Problem statement -> Return all lines in the material below that contain "this".

======== Provided data ========

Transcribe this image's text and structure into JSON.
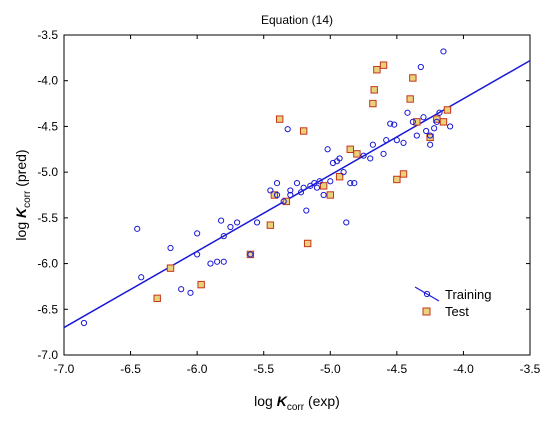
{
  "chart_data": {
    "type": "scatter",
    "title": "Equation (14)",
    "xlabel": {
      "main": "log ",
      "symbol": "K",
      "sub": "corr",
      "unit": " (exp)"
    },
    "ylabel": {
      "main": "log ",
      "symbol": "K",
      "sub": "corr",
      "unit": " (pred)"
    },
    "xlim": [
      -7.0,
      -3.5
    ],
    "ylim": [
      -7.0,
      -3.5
    ],
    "x_ticks": [
      "-7.0",
      "-6.5",
      "-6.0",
      "-5.5",
      "-5.0",
      "-4.5",
      "-4.0",
      "-3.5"
    ],
    "y_ticks": [
      "-3.5",
      "-4.0",
      "-4.5",
      "-5.0",
      "-5.5",
      "-6.0",
      "-6.5",
      "-7.0"
    ],
    "grid": false,
    "legend_position": "bottom-right",
    "fit_line": {
      "x": [
        -7.0,
        -3.5
      ],
      "y": [
        -6.7,
        -3.78
      ],
      "color": "#1a1ad6"
    },
    "series": [
      {
        "name": "Training",
        "marker": "circle",
        "color": "#1a1ad6",
        "points": [
          [
            -6.85,
            -6.65
          ],
          [
            -6.45,
            -5.62
          ],
          [
            -6.42,
            -6.15
          ],
          [
            -6.2,
            -5.83
          ],
          [
            -6.12,
            -6.28
          ],
          [
            -6.05,
            -6.32
          ],
          [
            -6.0,
            -5.9
          ],
          [
            -6.0,
            -5.67
          ],
          [
            -5.9,
            -6.0
          ],
          [
            -5.85,
            -5.98
          ],
          [
            -5.82,
            -5.53
          ],
          [
            -5.8,
            -5.7
          ],
          [
            -5.8,
            -5.98
          ],
          [
            -5.75,
            -5.6
          ],
          [
            -5.7,
            -5.55
          ],
          [
            -5.6,
            -5.9
          ],
          [
            -5.55,
            -5.55
          ],
          [
            -5.45,
            -5.2
          ],
          [
            -5.4,
            -5.12
          ],
          [
            -5.4,
            -5.25
          ],
          [
            -5.35,
            -5.32
          ],
          [
            -5.32,
            -4.53
          ],
          [
            -5.3,
            -5.25
          ],
          [
            -5.3,
            -5.2
          ],
          [
            -5.25,
            -5.12
          ],
          [
            -5.22,
            -5.22
          ],
          [
            -5.2,
            -5.17
          ],
          [
            -5.18,
            -5.42
          ],
          [
            -5.15,
            -5.15
          ],
          [
            -5.12,
            -5.12
          ],
          [
            -5.1,
            -5.17
          ],
          [
            -5.08,
            -5.1
          ],
          [
            -5.05,
            -5.25
          ],
          [
            -5.02,
            -4.75
          ],
          [
            -5.0,
            -5.1
          ],
          [
            -4.98,
            -4.9
          ],
          [
            -4.95,
            -4.88
          ],
          [
            -4.93,
            -4.85
          ],
          [
            -4.9,
            -5.0
          ],
          [
            -4.88,
            -5.55
          ],
          [
            -4.85,
            -5.12
          ],
          [
            -4.82,
            -5.12
          ],
          [
            -4.75,
            -4.82
          ],
          [
            -4.7,
            -4.85
          ],
          [
            -4.68,
            -4.7
          ],
          [
            -4.6,
            -4.8
          ],
          [
            -4.58,
            -4.65
          ],
          [
            -4.55,
            -4.47
          ],
          [
            -4.52,
            -4.48
          ],
          [
            -4.5,
            -4.65
          ],
          [
            -4.45,
            -4.68
          ],
          [
            -4.42,
            -4.35
          ],
          [
            -4.38,
            -4.45
          ],
          [
            -4.35,
            -4.6
          ],
          [
            -4.32,
            -3.85
          ],
          [
            -4.3,
            -4.4
          ],
          [
            -4.28,
            -4.55
          ],
          [
            -4.25,
            -4.6
          ],
          [
            -4.25,
            -4.7
          ],
          [
            -4.22,
            -4.52
          ],
          [
            -4.2,
            -4.45
          ],
          [
            -4.18,
            -4.35
          ],
          [
            -4.15,
            -3.68
          ],
          [
            -4.1,
            -4.5
          ]
        ]
      },
      {
        "name": "Test",
        "marker": "square",
        "color": "#c6331b",
        "fill": "#e8d27a",
        "points": [
          [
            -6.3,
            -6.38
          ],
          [
            -6.2,
            -6.05
          ],
          [
            -5.97,
            -6.23
          ],
          [
            -5.6,
            -5.9
          ],
          [
            -5.45,
            -5.58
          ],
          [
            -5.42,
            -5.25
          ],
          [
            -5.38,
            -4.42
          ],
          [
            -5.33,
            -5.32
          ],
          [
            -5.2,
            -4.55
          ],
          [
            -5.17,
            -5.78
          ],
          [
            -5.05,
            -5.15
          ],
          [
            -5.0,
            -5.25
          ],
          [
            -4.93,
            -5.05
          ],
          [
            -4.85,
            -4.75
          ],
          [
            -4.8,
            -4.8
          ],
          [
            -4.68,
            -4.25
          ],
          [
            -4.67,
            -4.1
          ],
          [
            -4.65,
            -3.88
          ],
          [
            -4.6,
            -3.83
          ],
          [
            -4.5,
            -5.08
          ],
          [
            -4.45,
            -5.02
          ],
          [
            -4.4,
            -4.2
          ],
          [
            -4.38,
            -3.97
          ],
          [
            -4.35,
            -4.45
          ],
          [
            -4.25,
            -4.62
          ],
          [
            -4.2,
            -4.42
          ],
          [
            -4.15,
            -4.45
          ],
          [
            -4.12,
            -4.32
          ]
        ]
      }
    ]
  }
}
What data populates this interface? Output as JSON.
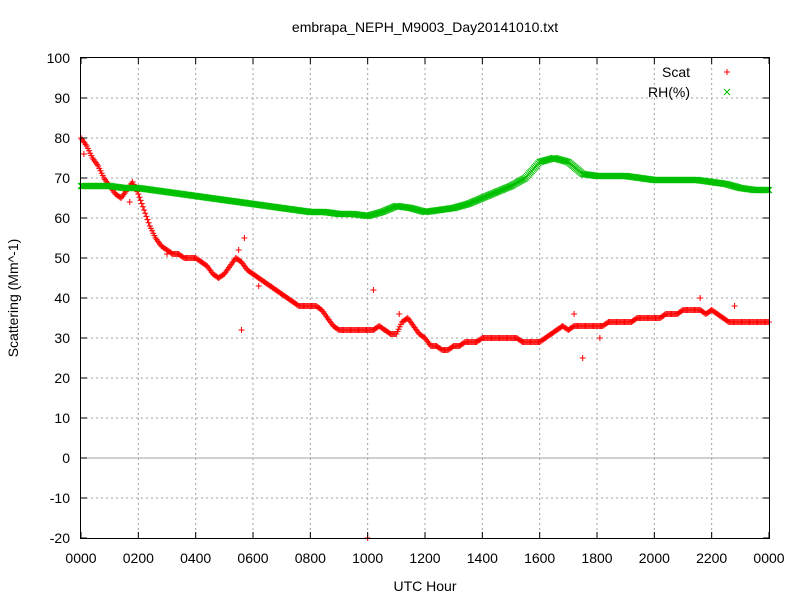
{
  "chart_data": {
    "type": "scatter",
    "title": "embrapa_NEPH_M9003_Day20141010.txt",
    "xlabel": "UTC Hour",
    "ylabel": "Scattering (Mm^-1)",
    "xlim": [
      0,
      24
    ],
    "ylim": [
      -20,
      100
    ],
    "grid": true,
    "legend_position": "top-right",
    "x_ticks": [
      {
        "value": 0,
        "label": "0000"
      },
      {
        "value": 2,
        "label": "0200"
      },
      {
        "value": 4,
        "label": "0400"
      },
      {
        "value": 6,
        "label": "0600"
      },
      {
        "value": 8,
        "label": "0800"
      },
      {
        "value": 10,
        "label": "1000"
      },
      {
        "value": 12,
        "label": "1200"
      },
      {
        "value": 14,
        "label": "1400"
      },
      {
        "value": 16,
        "label": "1600"
      },
      {
        "value": 18,
        "label": "1800"
      },
      {
        "value": 20,
        "label": "2000"
      },
      {
        "value": 22,
        "label": "2200"
      },
      {
        "value": 24,
        "label": "0000"
      }
    ],
    "y_ticks": [
      {
        "value": -20,
        "label": "-20"
      },
      {
        "value": -10,
        "label": "-10"
      },
      {
        "value": 0,
        "label": "0"
      },
      {
        "value": 10,
        "label": "10"
      },
      {
        "value": 20,
        "label": "20"
      },
      {
        "value": 30,
        "label": "30"
      },
      {
        "value": 40,
        "label": "40"
      },
      {
        "value": 50,
        "label": "50"
      },
      {
        "value": 60,
        "label": "60"
      },
      {
        "value": 70,
        "label": "70"
      },
      {
        "value": 80,
        "label": "80"
      },
      {
        "value": 90,
        "label": "90"
      },
      {
        "value": 100,
        "label": "100"
      }
    ],
    "series": [
      {
        "name": "Scat",
        "color": "#ff0000",
        "marker": "plus",
        "x": [
          0.0,
          0.2,
          0.4,
          0.6,
          0.8,
          1.0,
          1.2,
          1.4,
          1.6,
          1.8,
          2.0,
          2.2,
          2.4,
          2.6,
          2.8,
          3.0,
          3.2,
          3.4,
          3.6,
          3.8,
          4.0,
          4.2,
          4.4,
          4.6,
          4.8,
          5.0,
          5.2,
          5.4,
          5.6,
          5.8,
          6.0,
          6.2,
          6.4,
          6.6,
          6.8,
          7.0,
          7.2,
          7.4,
          7.6,
          7.8,
          8.0,
          8.2,
          8.4,
          8.6,
          8.8,
          9.0,
          9.2,
          9.4,
          9.6,
          9.8,
          10.0,
          10.2,
          10.4,
          10.6,
          10.8,
          11.0,
          11.2,
          11.4,
          11.6,
          11.8,
          12.0,
          12.2,
          12.4,
          12.6,
          12.8,
          13.0,
          13.2,
          13.4,
          13.6,
          13.8,
          14.0,
          14.2,
          14.4,
          14.6,
          14.8,
          15.0,
          15.2,
          15.4,
          15.6,
          15.8,
          16.0,
          16.2,
          16.4,
          16.6,
          16.8,
          17.0,
          17.2,
          17.4,
          17.6,
          17.8,
          18.0,
          18.2,
          18.4,
          18.6,
          18.8,
          19.0,
          19.2,
          19.4,
          19.6,
          19.8,
          20.0,
          20.2,
          20.4,
          20.6,
          20.8,
          21.0,
          21.2,
          21.4,
          21.6,
          21.8,
          22.0,
          22.2,
          22.4,
          22.6,
          22.8,
          23.0,
          23.2,
          23.4,
          23.6,
          23.8,
          24.0
        ],
        "y": [
          80,
          78,
          75,
          73,
          70,
          68,
          66,
          65,
          67,
          69,
          66,
          62,
          58,
          55,
          53,
          52,
          51,
          51,
          50,
          50,
          50,
          49,
          48,
          46,
          45,
          46,
          48,
          50,
          49,
          47,
          46,
          45,
          44,
          43,
          42,
          41,
          40,
          39,
          38,
          38,
          38,
          38,
          37,
          35,
          33,
          32,
          32,
          32,
          32,
          32,
          32,
          32,
          33,
          32,
          31,
          31,
          34,
          35,
          33,
          31,
          30,
          28,
          28,
          27,
          27,
          28,
          28,
          29,
          29,
          29,
          30,
          30,
          30,
          30,
          30,
          30,
          30,
          29,
          29,
          29,
          29,
          30,
          31,
          32,
          33,
          32,
          33,
          33,
          33,
          33,
          33,
          33,
          34,
          34,
          34,
          34,
          34,
          35,
          35,
          35,
          35,
          35,
          36,
          36,
          36,
          37,
          37,
          37,
          37,
          36,
          37,
          36,
          35,
          34,
          34,
          34,
          34,
          34,
          34,
          34,
          34
        ],
        "outliers_x": [
          0.1,
          1.7,
          3.0,
          5.6,
          5.7,
          5.5,
          6.2,
          10.0,
          10.2,
          11.1,
          17.2,
          17.5,
          18.1,
          21.6,
          22.8
        ],
        "outliers_y": [
          76,
          64,
          51,
          32,
          55,
          52,
          43,
          -20,
          42,
          36,
          36,
          25,
          30,
          40,
          38
        ]
      },
      {
        "name": "RH(%)",
        "color": "#00c000",
        "marker": "cross",
        "x": [
          0.0,
          0.5,
          1.0,
          1.5,
          2.0,
          2.5,
          3.0,
          3.5,
          4.0,
          4.5,
          5.0,
          5.5,
          6.0,
          6.5,
          7.0,
          7.5,
          8.0,
          8.5,
          9.0,
          9.5,
          10.0,
          10.5,
          11.0,
          11.5,
          12.0,
          12.5,
          13.0,
          13.5,
          14.0,
          14.5,
          15.0,
          15.5,
          16.0,
          16.5,
          17.0,
          17.5,
          18.0,
          18.5,
          19.0,
          19.5,
          20.0,
          20.5,
          21.0,
          21.5,
          22.0,
          22.5,
          23.0,
          23.5,
          24.0
        ],
        "y": [
          68,
          68,
          68,
          67.5,
          67.5,
          67,
          66.5,
          66,
          65.5,
          65,
          64.5,
          64,
          63.5,
          63,
          62.5,
          62,
          61.5,
          61.5,
          61,
          61,
          60.5,
          61.5,
          63,
          62.5,
          61.5,
          62,
          62.5,
          63.5,
          65,
          66.5,
          68,
          70,
          74,
          75,
          74,
          71,
          70.5,
          70.5,
          70.5,
          70,
          69.5,
          69.5,
          69.5,
          69.5,
          69,
          68.5,
          67.5,
          67,
          67
        ]
      }
    ]
  }
}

========

Answer ->
Transcribe this image's text and structure into JSON.
What data populates this interface? Output as JSON.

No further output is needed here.